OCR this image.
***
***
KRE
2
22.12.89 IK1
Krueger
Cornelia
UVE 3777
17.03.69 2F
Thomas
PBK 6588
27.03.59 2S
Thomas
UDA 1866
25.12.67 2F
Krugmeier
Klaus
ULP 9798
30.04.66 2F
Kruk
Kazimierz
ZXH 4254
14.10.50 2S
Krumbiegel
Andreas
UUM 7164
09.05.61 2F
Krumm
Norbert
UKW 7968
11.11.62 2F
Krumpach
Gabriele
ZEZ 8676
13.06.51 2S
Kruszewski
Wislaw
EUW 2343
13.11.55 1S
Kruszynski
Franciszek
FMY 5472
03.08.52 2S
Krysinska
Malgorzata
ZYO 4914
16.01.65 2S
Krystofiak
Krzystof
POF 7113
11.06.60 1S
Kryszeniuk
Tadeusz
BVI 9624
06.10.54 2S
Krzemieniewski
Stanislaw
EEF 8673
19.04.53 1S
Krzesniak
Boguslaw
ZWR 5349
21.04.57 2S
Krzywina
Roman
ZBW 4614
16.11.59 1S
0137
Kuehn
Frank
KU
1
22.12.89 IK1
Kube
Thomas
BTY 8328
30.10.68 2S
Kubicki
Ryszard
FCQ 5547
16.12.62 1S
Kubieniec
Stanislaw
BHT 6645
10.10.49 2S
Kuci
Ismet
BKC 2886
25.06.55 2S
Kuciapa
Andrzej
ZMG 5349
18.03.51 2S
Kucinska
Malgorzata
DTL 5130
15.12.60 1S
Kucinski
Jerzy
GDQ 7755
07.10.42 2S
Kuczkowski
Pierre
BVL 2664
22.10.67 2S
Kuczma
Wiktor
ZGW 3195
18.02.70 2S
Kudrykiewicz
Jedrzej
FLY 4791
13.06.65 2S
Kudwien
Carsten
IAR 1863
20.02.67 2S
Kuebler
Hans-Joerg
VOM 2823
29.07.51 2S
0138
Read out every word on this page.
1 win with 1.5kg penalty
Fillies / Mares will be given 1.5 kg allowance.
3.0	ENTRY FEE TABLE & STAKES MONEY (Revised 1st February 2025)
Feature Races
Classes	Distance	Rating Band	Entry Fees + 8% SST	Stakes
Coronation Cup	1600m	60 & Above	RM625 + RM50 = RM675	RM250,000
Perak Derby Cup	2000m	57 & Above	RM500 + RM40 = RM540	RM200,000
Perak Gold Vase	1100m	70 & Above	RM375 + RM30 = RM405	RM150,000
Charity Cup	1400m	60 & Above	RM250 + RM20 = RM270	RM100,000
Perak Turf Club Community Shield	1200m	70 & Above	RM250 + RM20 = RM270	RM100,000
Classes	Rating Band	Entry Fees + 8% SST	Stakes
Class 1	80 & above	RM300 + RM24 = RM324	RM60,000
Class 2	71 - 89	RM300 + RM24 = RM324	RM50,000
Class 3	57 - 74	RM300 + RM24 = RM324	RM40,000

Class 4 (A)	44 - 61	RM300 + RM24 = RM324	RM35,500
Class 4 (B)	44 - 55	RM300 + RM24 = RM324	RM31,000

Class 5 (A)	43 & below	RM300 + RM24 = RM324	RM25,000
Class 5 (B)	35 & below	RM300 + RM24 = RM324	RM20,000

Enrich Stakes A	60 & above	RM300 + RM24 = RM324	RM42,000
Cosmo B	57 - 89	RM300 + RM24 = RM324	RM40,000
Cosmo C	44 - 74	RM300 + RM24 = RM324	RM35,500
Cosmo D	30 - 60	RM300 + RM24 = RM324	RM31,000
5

────────────────────

## What is required
Each line of the data that includes the word "Perak" counts once; report the total and nothing more.

## Solution for this problem
3